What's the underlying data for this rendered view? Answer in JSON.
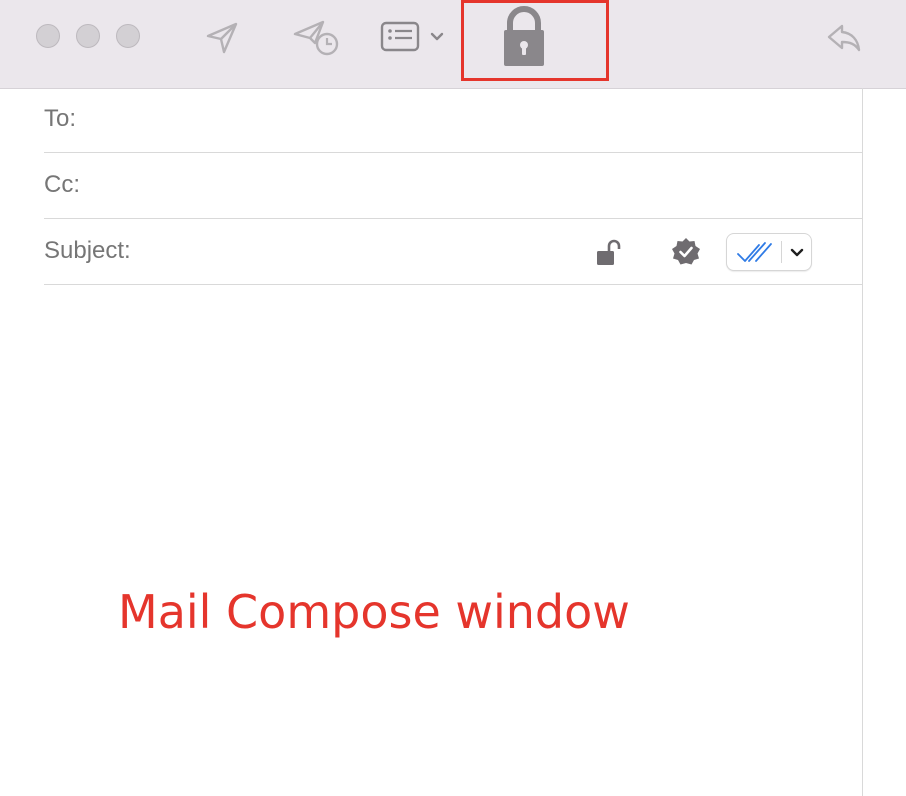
{
  "fields": {
    "to_label": "To:",
    "cc_label": "Cc:",
    "subject_label": "Subject:"
  },
  "annotation": {
    "text": "Mail Compose window",
    "color": "#e5352c"
  },
  "colors": {
    "toolbar_bg": "#ebe7ec",
    "icon_gray": "#8a878b",
    "icon_light": "#b4b1b5",
    "highlight": "#e5352c",
    "signature_check": "#2f7be6"
  },
  "icons": {
    "traffic_lights": [
      "close-button",
      "minimize-button",
      "zoom-button"
    ],
    "toolbar": [
      "send-icon",
      "send-later-icon",
      "header-fields-icon",
      "chevron-down-icon",
      "lock-icon",
      "reply-icon"
    ],
    "subject_row": [
      "unlock-icon",
      "verified-badge-icon",
      "signature-check-icon",
      "chevron-down-icon"
    ]
  }
}
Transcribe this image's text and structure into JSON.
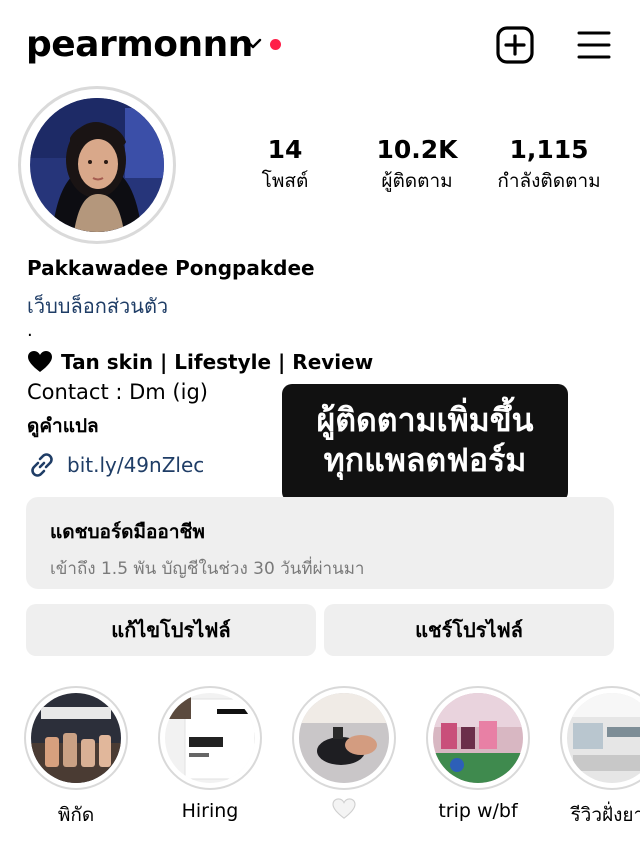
{
  "header": {
    "username": "pearmonnn",
    "icons": {
      "dropdown": "chevron-down-icon",
      "notification": "red-dot",
      "create": "plus-square-icon",
      "menu": "hamburger-menu-icon"
    },
    "notification_color": "#ff1f48"
  },
  "stats": [
    {
      "value": "14",
      "label": "โพสต์"
    },
    {
      "value": "10.2K",
      "label": "ผู้ติดตาม"
    },
    {
      "value": "1,115",
      "label": "กำลังติดตาม"
    }
  ],
  "bio": {
    "name": "Pakkawadee Pongpakdee",
    "category": "เว็บบล็อกส่วนตัว",
    "dot": ".",
    "tagline": "Tan skin | Lifestyle | Review",
    "contact": "Contact : Dm (ig)",
    "translate": "ดูคำแปล",
    "link": "bit.ly/49nZlec",
    "link_color": "#1f3d66"
  },
  "caption": {
    "line1": "ผู้ติดตามเพิ่มขึ้น",
    "line2": "ทุกแพลตฟอร์ม"
  },
  "dashboard": {
    "title": "แดชบอร์ดมืออาชีพ",
    "subtitle": "เข้าถึง 1.5 พัน บัญชีในช่วง 30 วันที่ผ่านมา"
  },
  "buttons": {
    "edit": "แก้ไขโปรไฟล์",
    "share": "แชร์โปรไฟล์"
  },
  "highlights": [
    {
      "label": "พิกัด"
    },
    {
      "label": "Hiring"
    },
    {
      "label": ""
    },
    {
      "label": "trip w/bf"
    },
    {
      "label": "รีวิวฝั่งยาง"
    }
  ]
}
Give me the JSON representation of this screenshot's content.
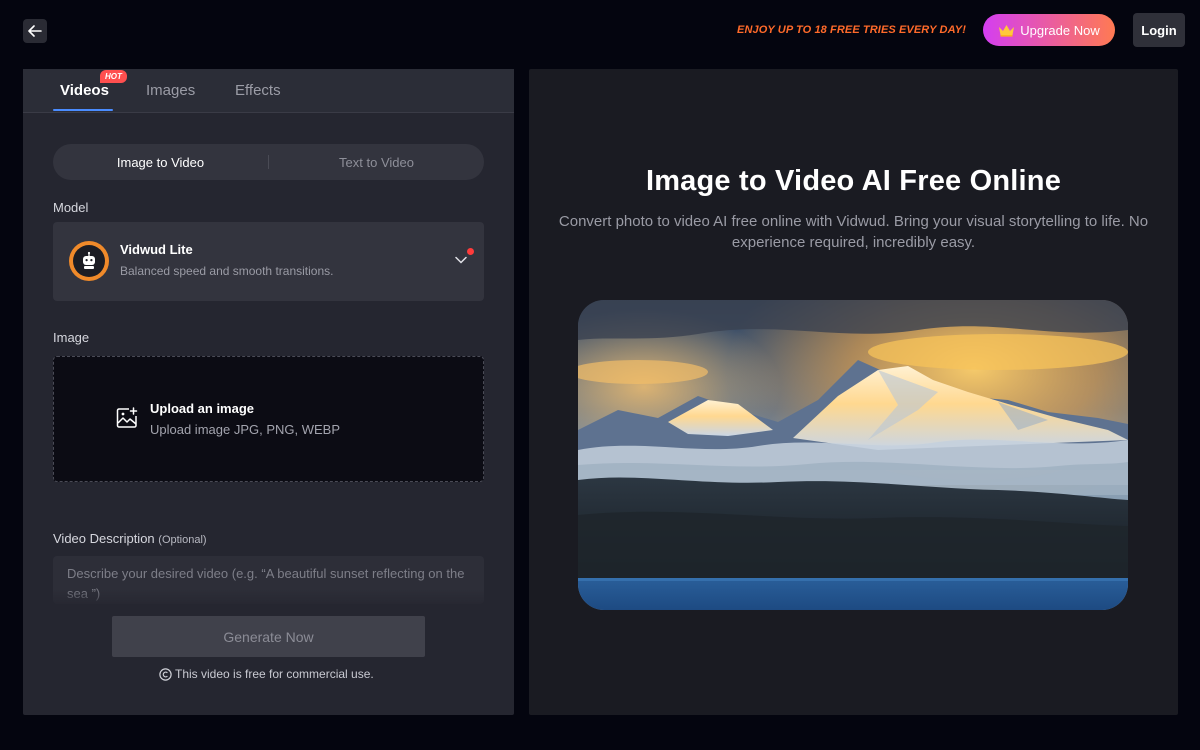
^^^^^^^^
# DIRECTIONS FOR THIS TASK
Transcribe the material as is, with images omitted.

# ANSWER TO THIS PROBLEM
What's the underlying data for this rendered view? Answer in JSON.
{
  "fields": {
    "to_label": "To:",
    "cc_label": "Cc:",
    "subject_label": "Subject:"
  },
  "annotation": {
    "text": "Mail Compose window",
    "color": "#e5352c"
  },
  "colors": {
    "toolbar_bg": "#ebe7ec",
    "icon_gray": "#8a878b",
    "icon_light": "#b4b1b5",
    "highlight": "#e5352c",
    "signature_check": "#2f7be6"
  },
  "icons": {
    "traffic_lights": [
      "close-button",
      "minimize-button",
      "zoom-button"
    ],
    "toolbar": [
      "send-icon",
      "send-later-icon",
      "header-fields-icon",
      "chevron-down-icon",
      "lock-icon",
      "reply-icon"
    ],
    "subject_row": [
      "unlock-icon",
      "verified-badge-icon",
      "signature-check-icon",
      "chevron-down-icon"
    ]
  }
}
Transcribe this image's text and structure into JSON.
{
  "header": {
    "username": "pearmonnn",
    "icons": {
      "dropdown": "chevron-down-icon",
      "notification": "red-dot",
      "create": "plus-square-icon",
      "menu": "hamburger-menu-icon"
    },
    "notification_color": "#ff1f48"
  },
  "stats": [
    {
      "value": "14",
      "label": "โพสต์"
    },
    {
      "value": "10.2K",
      "label": "ผู้ติดตาม"
    },
    {
      "value": "1,115",
      "label": "กำลังติดตาม"
    }
  ],
  "bio": {
    "name": "Pakkawadee Pongpakdee",
    "category": "เว็บบล็อกส่วนตัว",
    "dot": ".",
    "tagline": "Tan skin | Lifestyle | Review",
    "contact": "Contact : Dm (ig)",
    "translate": "ดูคำแปล",
    "link": "bit.ly/49nZlec",
    "link_color": "#1f3d66"
  },
  "caption": {
    "line1": "ผู้ติดตามเพิ่มขึ้น",
    "line2": "ทุกแพลตฟอร์ม"
  },
  "dashboard": {
    "title": "แดชบอร์ดมืออาชีพ",
    "subtitle": "เข้าถึง 1.5 พัน บัญชีในช่วง 30 วันที่ผ่านมา"
  },
  "buttons": {
    "edit": "แก้ไขโปรไฟล์",
    "share": "แชร์โปรไฟล์"
  },
  "highlights": [
    {
      "label": "พิกัด"
    },
    {
      "label": "Hiring"
    },
    {
      "label": ""
    },
    {
      "label": "trip w/bf"
    },
    {
      "label": "รีวิวฝั่งยาง"
    }
  ]
}
Give me the JSON representation of this screenshot's content.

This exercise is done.